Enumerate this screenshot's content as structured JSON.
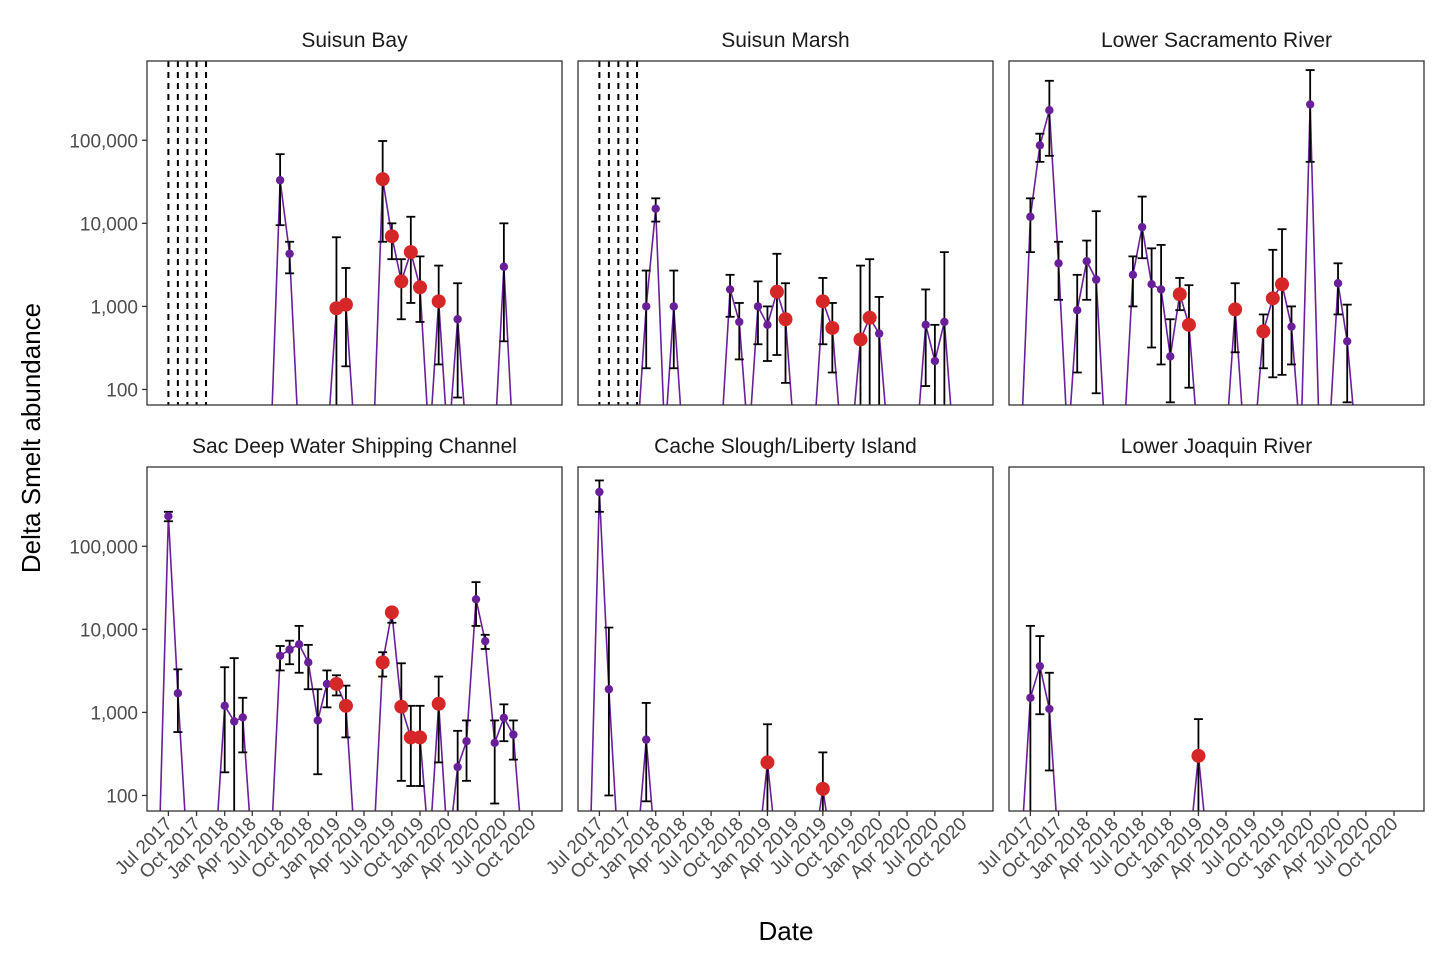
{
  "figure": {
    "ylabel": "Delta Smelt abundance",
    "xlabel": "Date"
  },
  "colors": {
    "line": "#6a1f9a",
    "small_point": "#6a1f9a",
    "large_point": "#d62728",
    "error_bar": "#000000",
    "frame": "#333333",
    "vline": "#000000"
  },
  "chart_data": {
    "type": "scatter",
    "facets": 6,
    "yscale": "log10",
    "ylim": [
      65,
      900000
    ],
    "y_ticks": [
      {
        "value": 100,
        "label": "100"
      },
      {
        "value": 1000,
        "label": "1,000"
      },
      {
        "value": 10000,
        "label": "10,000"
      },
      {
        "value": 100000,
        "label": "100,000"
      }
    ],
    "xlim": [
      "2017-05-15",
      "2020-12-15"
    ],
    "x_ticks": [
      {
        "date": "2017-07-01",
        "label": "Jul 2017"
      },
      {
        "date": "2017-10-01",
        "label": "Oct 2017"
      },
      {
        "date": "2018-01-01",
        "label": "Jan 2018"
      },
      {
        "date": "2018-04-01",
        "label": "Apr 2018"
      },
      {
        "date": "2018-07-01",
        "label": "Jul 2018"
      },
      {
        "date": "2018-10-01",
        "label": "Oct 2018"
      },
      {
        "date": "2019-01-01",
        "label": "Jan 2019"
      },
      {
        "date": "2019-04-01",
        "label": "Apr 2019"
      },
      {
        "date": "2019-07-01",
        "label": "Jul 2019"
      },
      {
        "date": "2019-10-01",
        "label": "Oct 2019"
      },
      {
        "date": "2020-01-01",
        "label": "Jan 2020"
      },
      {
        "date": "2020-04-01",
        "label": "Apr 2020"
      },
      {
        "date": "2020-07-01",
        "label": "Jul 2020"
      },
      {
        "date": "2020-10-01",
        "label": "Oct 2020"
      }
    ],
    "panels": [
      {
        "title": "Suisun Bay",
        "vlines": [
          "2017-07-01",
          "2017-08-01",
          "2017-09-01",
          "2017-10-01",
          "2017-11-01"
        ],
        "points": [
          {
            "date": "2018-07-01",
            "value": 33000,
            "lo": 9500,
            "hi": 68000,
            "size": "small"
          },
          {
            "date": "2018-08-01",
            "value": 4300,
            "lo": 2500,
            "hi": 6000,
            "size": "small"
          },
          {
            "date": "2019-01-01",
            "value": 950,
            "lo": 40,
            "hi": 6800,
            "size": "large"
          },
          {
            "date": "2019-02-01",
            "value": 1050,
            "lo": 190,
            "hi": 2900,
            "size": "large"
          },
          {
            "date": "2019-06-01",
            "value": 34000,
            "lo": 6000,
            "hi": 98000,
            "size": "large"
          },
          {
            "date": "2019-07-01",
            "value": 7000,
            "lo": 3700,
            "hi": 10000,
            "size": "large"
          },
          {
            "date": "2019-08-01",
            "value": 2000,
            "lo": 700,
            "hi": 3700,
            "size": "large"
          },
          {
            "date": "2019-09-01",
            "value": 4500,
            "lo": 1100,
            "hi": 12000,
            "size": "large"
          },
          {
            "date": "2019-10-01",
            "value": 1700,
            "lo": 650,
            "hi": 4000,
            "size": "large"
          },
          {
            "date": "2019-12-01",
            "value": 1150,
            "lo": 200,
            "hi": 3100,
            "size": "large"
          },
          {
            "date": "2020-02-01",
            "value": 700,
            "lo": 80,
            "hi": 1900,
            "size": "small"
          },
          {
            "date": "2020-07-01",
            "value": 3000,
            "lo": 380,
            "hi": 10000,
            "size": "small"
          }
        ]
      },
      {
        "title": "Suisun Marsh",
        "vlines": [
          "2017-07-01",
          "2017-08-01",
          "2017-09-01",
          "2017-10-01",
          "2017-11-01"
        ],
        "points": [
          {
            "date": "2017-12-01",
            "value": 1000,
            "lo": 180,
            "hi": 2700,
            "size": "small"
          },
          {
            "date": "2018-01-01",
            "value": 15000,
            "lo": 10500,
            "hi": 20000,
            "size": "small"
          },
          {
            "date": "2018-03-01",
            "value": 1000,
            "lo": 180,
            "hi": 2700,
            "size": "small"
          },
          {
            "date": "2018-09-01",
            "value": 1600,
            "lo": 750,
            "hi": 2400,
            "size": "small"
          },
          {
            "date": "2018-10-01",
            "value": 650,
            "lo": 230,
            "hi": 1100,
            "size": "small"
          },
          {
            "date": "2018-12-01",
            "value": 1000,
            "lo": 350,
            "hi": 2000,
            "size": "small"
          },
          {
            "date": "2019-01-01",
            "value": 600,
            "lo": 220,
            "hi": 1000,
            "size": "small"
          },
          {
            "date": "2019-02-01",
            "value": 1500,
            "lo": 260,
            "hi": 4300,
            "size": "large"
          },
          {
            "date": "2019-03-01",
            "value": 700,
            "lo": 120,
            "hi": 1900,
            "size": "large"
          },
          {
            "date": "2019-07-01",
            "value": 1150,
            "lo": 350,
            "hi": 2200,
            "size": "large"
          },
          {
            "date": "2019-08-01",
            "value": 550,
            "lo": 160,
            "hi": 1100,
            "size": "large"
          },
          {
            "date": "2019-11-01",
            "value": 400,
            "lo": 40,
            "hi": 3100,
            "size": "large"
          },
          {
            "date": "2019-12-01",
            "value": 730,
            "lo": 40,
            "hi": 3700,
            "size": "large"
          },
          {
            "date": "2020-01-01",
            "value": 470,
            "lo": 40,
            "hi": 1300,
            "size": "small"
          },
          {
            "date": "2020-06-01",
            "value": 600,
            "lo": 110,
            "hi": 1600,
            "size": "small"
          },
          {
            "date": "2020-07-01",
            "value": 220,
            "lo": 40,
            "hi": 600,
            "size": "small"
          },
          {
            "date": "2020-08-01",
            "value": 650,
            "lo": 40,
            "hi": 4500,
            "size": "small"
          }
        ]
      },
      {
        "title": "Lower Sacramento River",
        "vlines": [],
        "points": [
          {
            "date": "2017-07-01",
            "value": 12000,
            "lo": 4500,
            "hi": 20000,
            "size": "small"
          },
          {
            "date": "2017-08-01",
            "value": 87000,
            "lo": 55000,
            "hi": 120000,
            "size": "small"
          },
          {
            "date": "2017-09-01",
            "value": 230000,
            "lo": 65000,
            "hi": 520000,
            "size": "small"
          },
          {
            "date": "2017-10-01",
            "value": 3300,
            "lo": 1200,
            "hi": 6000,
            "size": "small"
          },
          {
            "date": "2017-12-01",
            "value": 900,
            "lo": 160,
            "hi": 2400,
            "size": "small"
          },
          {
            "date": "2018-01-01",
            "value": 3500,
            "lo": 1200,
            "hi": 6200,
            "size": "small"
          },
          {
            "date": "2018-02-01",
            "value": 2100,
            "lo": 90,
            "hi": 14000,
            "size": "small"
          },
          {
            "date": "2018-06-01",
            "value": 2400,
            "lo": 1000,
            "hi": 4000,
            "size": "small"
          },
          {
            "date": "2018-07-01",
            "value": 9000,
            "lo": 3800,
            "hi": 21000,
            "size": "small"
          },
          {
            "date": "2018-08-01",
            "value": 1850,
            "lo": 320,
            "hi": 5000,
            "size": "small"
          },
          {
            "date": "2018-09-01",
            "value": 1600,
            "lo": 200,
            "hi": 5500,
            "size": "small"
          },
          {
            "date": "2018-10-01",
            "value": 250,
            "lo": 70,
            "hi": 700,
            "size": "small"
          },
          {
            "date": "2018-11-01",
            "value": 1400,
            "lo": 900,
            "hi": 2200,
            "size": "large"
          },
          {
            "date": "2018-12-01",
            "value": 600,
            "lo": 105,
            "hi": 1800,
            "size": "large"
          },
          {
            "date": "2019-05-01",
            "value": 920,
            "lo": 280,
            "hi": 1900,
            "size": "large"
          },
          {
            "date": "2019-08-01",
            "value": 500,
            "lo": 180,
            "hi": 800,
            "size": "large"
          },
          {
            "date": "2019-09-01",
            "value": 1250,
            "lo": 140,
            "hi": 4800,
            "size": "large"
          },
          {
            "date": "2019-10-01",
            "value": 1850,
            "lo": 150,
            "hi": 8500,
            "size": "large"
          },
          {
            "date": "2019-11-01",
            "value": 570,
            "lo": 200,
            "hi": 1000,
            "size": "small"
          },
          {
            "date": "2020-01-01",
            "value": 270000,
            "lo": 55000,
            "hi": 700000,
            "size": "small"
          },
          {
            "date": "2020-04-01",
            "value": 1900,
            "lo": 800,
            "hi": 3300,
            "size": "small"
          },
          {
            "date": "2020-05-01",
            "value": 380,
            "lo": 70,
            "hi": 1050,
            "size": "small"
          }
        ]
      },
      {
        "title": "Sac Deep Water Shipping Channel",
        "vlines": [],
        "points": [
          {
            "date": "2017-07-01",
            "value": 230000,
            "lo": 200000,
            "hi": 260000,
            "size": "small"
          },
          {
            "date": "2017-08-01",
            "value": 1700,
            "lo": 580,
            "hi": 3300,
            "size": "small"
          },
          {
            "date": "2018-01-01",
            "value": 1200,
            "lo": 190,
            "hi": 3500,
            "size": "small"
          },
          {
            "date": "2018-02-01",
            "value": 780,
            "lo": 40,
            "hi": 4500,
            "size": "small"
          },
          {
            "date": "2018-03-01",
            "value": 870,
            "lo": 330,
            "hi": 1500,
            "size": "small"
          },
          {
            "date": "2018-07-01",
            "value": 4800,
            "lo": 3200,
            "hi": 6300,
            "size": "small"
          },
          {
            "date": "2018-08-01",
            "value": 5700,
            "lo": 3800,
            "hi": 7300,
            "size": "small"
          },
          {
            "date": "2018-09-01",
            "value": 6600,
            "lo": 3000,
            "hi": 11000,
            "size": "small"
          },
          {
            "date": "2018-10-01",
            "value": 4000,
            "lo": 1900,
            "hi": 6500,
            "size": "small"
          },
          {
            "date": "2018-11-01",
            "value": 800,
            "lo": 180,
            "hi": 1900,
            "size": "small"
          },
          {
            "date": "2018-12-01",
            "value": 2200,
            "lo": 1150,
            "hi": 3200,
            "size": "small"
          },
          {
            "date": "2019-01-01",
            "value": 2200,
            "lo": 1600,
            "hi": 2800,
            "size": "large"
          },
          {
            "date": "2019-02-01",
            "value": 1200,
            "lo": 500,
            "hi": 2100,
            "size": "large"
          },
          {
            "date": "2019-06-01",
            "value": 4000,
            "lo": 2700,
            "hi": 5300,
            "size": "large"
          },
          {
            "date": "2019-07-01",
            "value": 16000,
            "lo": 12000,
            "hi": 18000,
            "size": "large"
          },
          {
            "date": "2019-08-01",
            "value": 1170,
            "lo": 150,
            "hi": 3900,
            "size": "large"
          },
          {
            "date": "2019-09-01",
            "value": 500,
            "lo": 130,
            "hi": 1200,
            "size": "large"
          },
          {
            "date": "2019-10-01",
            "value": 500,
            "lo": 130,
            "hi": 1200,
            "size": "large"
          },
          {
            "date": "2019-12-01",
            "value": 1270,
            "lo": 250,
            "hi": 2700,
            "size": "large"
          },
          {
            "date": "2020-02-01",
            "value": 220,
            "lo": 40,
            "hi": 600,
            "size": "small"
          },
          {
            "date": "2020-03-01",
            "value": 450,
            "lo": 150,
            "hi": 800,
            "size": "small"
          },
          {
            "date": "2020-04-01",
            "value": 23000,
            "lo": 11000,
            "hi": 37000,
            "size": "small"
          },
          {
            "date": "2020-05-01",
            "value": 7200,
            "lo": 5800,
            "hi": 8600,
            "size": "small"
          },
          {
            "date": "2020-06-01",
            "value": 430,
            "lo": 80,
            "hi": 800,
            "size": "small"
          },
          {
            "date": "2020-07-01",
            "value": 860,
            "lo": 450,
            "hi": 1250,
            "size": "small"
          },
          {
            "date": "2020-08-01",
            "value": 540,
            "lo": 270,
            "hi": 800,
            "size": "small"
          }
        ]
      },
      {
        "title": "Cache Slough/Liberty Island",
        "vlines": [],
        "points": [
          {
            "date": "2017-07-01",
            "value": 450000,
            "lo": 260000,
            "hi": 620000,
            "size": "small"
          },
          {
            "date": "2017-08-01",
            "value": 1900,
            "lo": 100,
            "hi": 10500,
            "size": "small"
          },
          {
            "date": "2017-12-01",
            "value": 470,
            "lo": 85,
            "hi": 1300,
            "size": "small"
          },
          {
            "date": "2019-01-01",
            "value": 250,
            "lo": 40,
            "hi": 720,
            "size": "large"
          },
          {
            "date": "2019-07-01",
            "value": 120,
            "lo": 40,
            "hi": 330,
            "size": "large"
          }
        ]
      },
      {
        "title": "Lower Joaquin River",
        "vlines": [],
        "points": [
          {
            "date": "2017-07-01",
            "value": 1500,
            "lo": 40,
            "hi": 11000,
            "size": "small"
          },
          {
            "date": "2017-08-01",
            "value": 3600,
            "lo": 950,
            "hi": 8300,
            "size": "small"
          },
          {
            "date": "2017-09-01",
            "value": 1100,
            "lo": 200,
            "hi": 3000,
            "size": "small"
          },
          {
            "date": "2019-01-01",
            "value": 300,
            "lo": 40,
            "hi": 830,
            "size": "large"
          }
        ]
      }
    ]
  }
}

What this task involves —
Every line that holds the word "Suisun" counts once; state the total number of such lines and nothing else.

Answer in full —
2